# PROVIDED RECORDS start

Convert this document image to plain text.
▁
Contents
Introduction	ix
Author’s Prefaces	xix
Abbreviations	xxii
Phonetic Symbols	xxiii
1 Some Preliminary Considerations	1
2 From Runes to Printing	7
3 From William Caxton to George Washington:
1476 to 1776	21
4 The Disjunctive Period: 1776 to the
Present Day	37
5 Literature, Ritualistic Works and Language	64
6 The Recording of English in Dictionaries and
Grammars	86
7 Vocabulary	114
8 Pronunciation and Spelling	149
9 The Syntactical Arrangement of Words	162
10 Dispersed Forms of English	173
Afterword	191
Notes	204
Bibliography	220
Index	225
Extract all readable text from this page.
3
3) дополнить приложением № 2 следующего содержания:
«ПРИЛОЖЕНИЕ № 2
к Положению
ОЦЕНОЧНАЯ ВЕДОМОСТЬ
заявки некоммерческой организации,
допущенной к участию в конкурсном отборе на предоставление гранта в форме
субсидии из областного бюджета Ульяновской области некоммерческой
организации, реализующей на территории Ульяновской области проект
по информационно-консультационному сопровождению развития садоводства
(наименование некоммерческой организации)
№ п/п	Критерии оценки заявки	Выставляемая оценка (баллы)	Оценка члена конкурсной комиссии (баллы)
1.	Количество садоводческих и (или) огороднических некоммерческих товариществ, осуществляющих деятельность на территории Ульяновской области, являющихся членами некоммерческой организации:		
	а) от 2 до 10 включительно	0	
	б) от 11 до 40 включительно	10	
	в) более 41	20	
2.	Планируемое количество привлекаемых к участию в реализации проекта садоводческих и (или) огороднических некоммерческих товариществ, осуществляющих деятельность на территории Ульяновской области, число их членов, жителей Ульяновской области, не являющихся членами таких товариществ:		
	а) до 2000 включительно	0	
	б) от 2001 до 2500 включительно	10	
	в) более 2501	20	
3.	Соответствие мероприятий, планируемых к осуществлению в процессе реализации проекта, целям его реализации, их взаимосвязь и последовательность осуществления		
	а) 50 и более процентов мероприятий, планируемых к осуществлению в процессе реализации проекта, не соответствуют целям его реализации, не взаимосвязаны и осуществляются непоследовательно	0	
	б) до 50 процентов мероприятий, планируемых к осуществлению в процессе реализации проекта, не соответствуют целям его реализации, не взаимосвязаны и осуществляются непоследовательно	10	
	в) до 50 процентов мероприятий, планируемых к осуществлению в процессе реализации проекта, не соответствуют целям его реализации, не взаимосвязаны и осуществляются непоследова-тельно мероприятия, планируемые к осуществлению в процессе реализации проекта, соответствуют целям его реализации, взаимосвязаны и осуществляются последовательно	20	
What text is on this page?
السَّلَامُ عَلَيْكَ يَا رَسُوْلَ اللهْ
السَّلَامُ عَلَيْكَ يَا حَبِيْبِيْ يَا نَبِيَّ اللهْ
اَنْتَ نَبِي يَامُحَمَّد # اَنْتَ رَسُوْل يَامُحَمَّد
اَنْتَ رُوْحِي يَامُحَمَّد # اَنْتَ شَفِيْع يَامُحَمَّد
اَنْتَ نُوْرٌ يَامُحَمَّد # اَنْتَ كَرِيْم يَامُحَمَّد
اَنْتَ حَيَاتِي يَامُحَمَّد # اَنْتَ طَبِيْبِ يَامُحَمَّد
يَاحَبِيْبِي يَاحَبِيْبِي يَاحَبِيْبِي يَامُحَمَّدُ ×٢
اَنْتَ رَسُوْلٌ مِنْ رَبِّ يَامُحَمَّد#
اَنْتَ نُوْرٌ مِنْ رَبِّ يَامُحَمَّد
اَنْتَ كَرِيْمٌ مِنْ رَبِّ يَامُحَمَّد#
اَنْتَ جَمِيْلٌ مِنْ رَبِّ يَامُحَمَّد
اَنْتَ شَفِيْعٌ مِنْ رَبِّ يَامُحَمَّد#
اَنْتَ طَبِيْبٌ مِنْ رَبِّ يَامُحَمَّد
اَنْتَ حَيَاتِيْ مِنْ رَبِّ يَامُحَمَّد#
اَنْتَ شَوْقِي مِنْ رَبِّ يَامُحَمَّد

# PROVIDED RECORDS end

• **EXERCISE REQUIREMENTS**:
Write out every record shown above, word for word.

• **ANSWER BELOW**:
Convert this document image to plain text.
▁
Contents
Introduction	ix
Author’s Prefaces	xix
Abbreviations	xxii
Phonetic Symbols	xxiii
1 Some Preliminary Considerations	1
2 From Runes to Printing	7
3 From William Caxton to George Washington:
1476 to 1776	21
4 The Disjunctive Period: 1776 to the
Present Day	37
5 Literature, Ritualistic Works and Language	64
6 The Recording of English in Dictionaries and
Grammars	86
7 Vocabulary	114
8 Pronunciation and Spelling	149
9 The Syntactical Arrangement of Words	162
10 Dispersed Forms of English	173
Afterword	191
Notes	204
Bibliography	220
Index	225
Extract all readable text from this page.
3
3) дополнить приложением № 2 следующего содержания:
«ПРИЛОЖЕНИЕ № 2
к Положению
ОЦЕНОЧНАЯ ВЕДОМОСТЬ
заявки некоммерческой организации,
допущенной к участию в конкурсном отборе на предоставление гранта в форме
субсидии из областного бюджета Ульяновской области некоммерческой
организации, реализующей на территории Ульяновской области проект
по информационно-консультационному сопровождению развития садоводства
(наименование некоммерческой организации)
№ п/п	Критерии оценки заявки	Выставляемая оценка (баллы)	Оценка члена конкурсной комиссии (баллы)
1.	Количество садоводческих и (или) огороднических некоммерческих товариществ, осуществляющих деятельность на территории Ульяновской области, являющихся членами некоммерческой организации:		
	а) от 2 до 10 включительно	0	
	б) от 11 до 40 включительно	10	
	в) более 41	20	
2.	Планируемое количество привлекаемых к участию в реализации проекта садоводческих и (или) огороднических некоммерческих товариществ, осуществляющих деятельность на территории Ульяновской области, число их членов, жителей Ульяновской области, не являющихся членами таких товариществ:		
	а) до 2000 включительно	0	
	б) от 2001 до 2500 включительно	10	
	в) более 2501	20	
3.	Соответствие мероприятий, планируемых к осуществлению в процессе реализации проекта, целям его реализации, их взаимосвязь и последовательность осуществления		
	а) 50 и более процентов мероприятий, планируемых к осуществлению в процессе реализации проекта, не соответствуют целям его реализации, не взаимосвязаны и осуществляются непоследовательно	0	
	б) до 50 процентов мероприятий, планируемых к осуществлению в процессе реализации проекта, не соответствуют целям его реализации, не взаимосвязаны и осуществляются непоследовательно	10	
	в) до 50 процентов мероприятий, планируемых к осуществлению в процессе реализации проекта, не соответствуют целям его реализации, не взаимосвязаны и осуществляются непоследова-тельно мероприятия, планируемые к осуществлению в процессе реализации проекта, соответствуют целям его реализации, взаимосвязаны и осуществляются последовательно	20	
What text is on this page?
السَّلَامُ عَلَيْكَ يَا رَسُوْلَ اللهْ
السَّلَامُ عَلَيْكَ يَا حَبِيْبِيْ يَا نَبِيَّ اللهْ
اَنْتَ نَبِي يَامُحَمَّد # اَنْتَ رَسُوْل يَامُحَمَّد
اَنْتَ رُوْحِي يَامُحَمَّد # اَنْتَ شَفِيْع يَامُحَمَّد
اَنْتَ نُوْرٌ يَامُحَمَّد # اَنْتَ كَرِيْم يَامُحَمَّد
اَنْتَ حَيَاتِي يَامُحَمَّد # اَنْتَ طَبِيْبِ يَامُحَمَّد
يَاحَبِيْبِي يَاحَبِيْبِي يَاحَبِيْبِي يَامُحَمَّدُ ×٢
اَنْتَ رَسُوْلٌ مِنْ رَبِّ يَامُحَمَّد#
اَنْتَ نُوْرٌ مِنْ رَبِّ يَامُحَمَّد
اَنْتَ كَرِيْمٌ مِنْ رَبِّ يَامُحَمَّد#
اَنْتَ جَمِيْلٌ مِنْ رَبِّ يَامُحَمَّد
اَنْتَ شَفِيْعٌ مِنْ رَبِّ يَامُحَمَّد#
اَنْتَ طَبِيْبٌ مِنْ رَبِّ يَامُحَمَّد
اَنْتَ حَيَاتِيْ مِنْ رَبِّ يَامُحَمَّد#
اَنْتَ شَوْقِي مِنْ رَبِّ يَامُحَمَّد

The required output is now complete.